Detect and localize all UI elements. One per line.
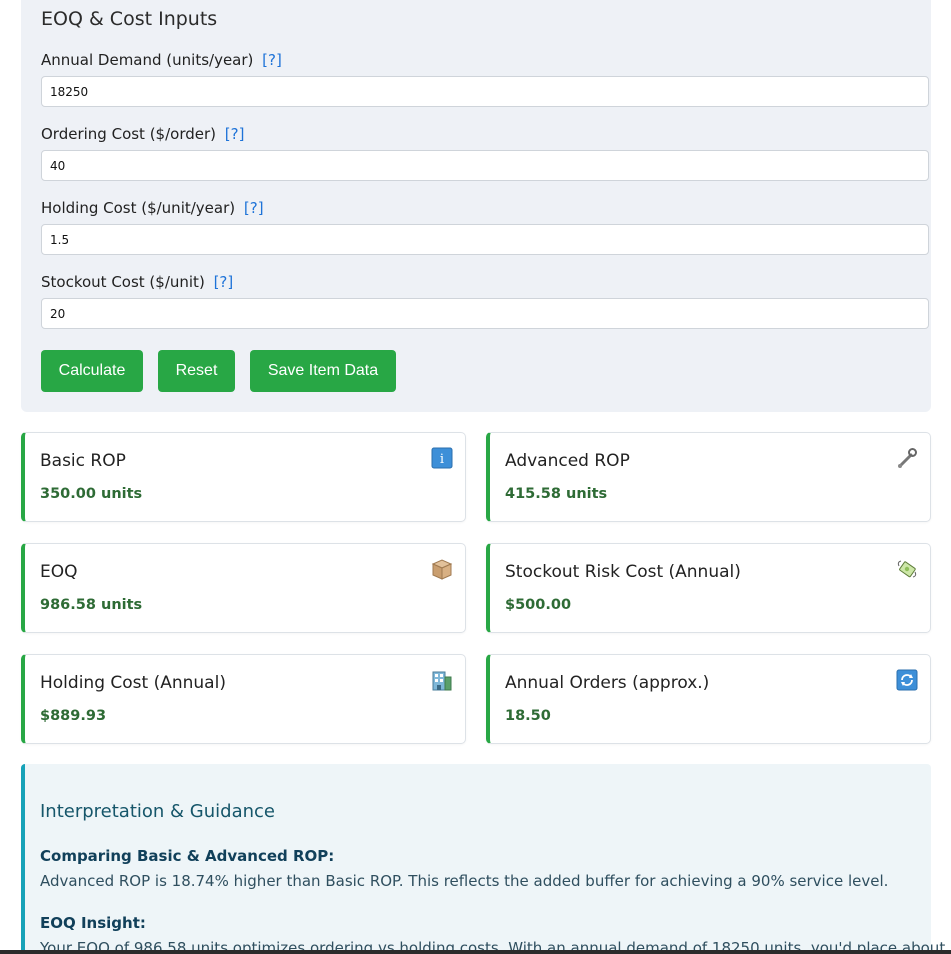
ordering-cost-input[interactable] xyxy=(41,150,929,181)
money-wings-icon xyxy=(897,560,917,578)
holding-cost-help-link[interactable]: [?] xyxy=(244,199,264,217)
stockout-cost-label-text: Stockout Cost ($/unit) xyxy=(41,273,205,291)
ordering-cost-help-link[interactable]: [?] xyxy=(225,125,245,143)
guidance-section-text: Advanced ROP is 18.74% higher than Basic… xyxy=(40,872,889,890)
card-title: Basic ROP xyxy=(40,451,126,471)
window-bottom-edge xyxy=(0,950,951,954)
save-item-data-button[interactable]: Save Item Data xyxy=(250,350,396,392)
ordering-cost-label: Ordering Cost ($/order) [?] xyxy=(41,125,244,143)
holding-cost-label: Holding Cost ($/unit/year) [?] xyxy=(41,199,264,217)
ordering-cost-label-text: Ordering Cost ($/order) xyxy=(41,125,217,143)
result-card-holding-cost: Holding Cost (Annual) $889.93 xyxy=(21,654,466,744)
interpretation-guidance-panel: Interpretation & Guidance Comparing Basi… xyxy=(21,764,945,954)
reset-button[interactable]: Reset xyxy=(158,350,235,392)
result-card-advanced-rop: Advanced ROP 415.58 units xyxy=(486,432,931,522)
stockout-cost-help-link[interactable]: [?] xyxy=(214,273,234,291)
card-value: $500.00 xyxy=(505,597,572,613)
guidance-section-heading: Comparing Basic & Advanced ROP: xyxy=(40,847,335,865)
card-title: EOQ xyxy=(40,562,78,582)
package-icon xyxy=(431,559,453,580)
result-card-basic-rop: Basic ROP 350.00 units i xyxy=(21,432,466,522)
card-title: Holding Cost (Annual) xyxy=(40,673,226,693)
card-title: Advanced ROP xyxy=(505,451,630,471)
building-icon xyxy=(432,671,452,691)
annual-demand-input[interactable] xyxy=(41,76,929,107)
refresh-icon xyxy=(896,669,918,691)
result-card-annual-orders: Annual Orders (approx.) 18.50 xyxy=(486,654,931,744)
card-value: 18.50 xyxy=(505,708,551,724)
guidance-title: Interpretation & Guidance xyxy=(40,801,275,822)
svg-text:i: i xyxy=(440,452,444,467)
result-card-stockout-risk-cost: Stockout Risk Cost (Annual) $500.00 xyxy=(486,543,931,633)
stockout-cost-input[interactable] xyxy=(41,298,929,329)
holding-cost-input[interactable] xyxy=(41,224,929,255)
holding-cost-label-text: Holding Cost ($/unit/year) xyxy=(41,199,236,217)
info-icon: i xyxy=(431,447,453,469)
card-value: 415.58 units xyxy=(505,486,608,502)
wrench-icon xyxy=(898,448,917,468)
card-value: 986.58 units xyxy=(40,597,143,613)
card-title: Annual Orders (approx.) xyxy=(505,673,710,693)
annual-demand-help-link[interactable]: [?] xyxy=(262,51,282,69)
page: EOQ & Cost Inputs Annual Demand (units/y… xyxy=(0,0,951,954)
guidance-section-heading: EOQ Insight: xyxy=(40,914,146,932)
card-value: $889.93 xyxy=(40,708,107,724)
calculate-button[interactable]: Calculate xyxy=(41,350,143,392)
eoq-inputs-panel: EOQ & Cost Inputs Annual Demand (units/y… xyxy=(21,0,931,412)
stockout-cost-label: Stockout Cost ($/unit) [?] xyxy=(41,273,233,291)
annual-demand-label: Annual Demand (units/year) [?] xyxy=(41,51,282,69)
card-value: 350.00 units xyxy=(40,486,143,502)
annual-demand-label-text: Annual Demand (units/year) xyxy=(41,51,254,69)
result-card-eoq: EOQ 986.58 units xyxy=(21,543,466,633)
card-title: Stockout Risk Cost (Annual) xyxy=(505,562,741,582)
panel-title: EOQ & Cost Inputs xyxy=(41,8,218,30)
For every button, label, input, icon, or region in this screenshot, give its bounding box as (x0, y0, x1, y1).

:::

> Instructions for the task: Reproduce, without alteration, the lines from the line containing "ordering-cost-input[interactable] xyxy=(41,150,929,181)" up to and including the line containing "result-card-advanced-rop: Advanced ROP".

> Full solution:
ordering-cost-input[interactable] xyxy=(41,150,929,181)
money-wings-icon xyxy=(897,560,917,578)
holding-cost-help-link[interactable]: [?] xyxy=(244,199,264,217)
stockout-cost-label-text: Stockout Cost ($/unit) xyxy=(41,273,205,291)
ordering-cost-help-link[interactable]: [?] xyxy=(225,125,245,143)
guidance-section-text: Advanced ROP is 18.74% higher than Basic… xyxy=(40,872,889,890)
card-title: Basic ROP xyxy=(40,451,126,471)
window-bottom-edge xyxy=(0,950,951,954)
save-item-data-button[interactable]: Save Item Data xyxy=(250,350,396,392)
ordering-cost-label: Ordering Cost ($/order) [?] xyxy=(41,125,244,143)
holding-cost-label: Holding Cost ($/unit/year) [?] xyxy=(41,199,264,217)
ordering-cost-label-text: Ordering Cost ($/order) xyxy=(41,125,217,143)
result-card-holding-cost: Holding Cost (Annual) $889.93 xyxy=(21,654,466,744)
interpretation-guidance-panel: Interpretation & Guidance Comparing Basi… xyxy=(21,764,945,954)
reset-button[interactable]: Reset xyxy=(158,350,235,392)
result-card-advanced-rop: Advanced ROP 415.58 units xyxy=(486,432,931,522)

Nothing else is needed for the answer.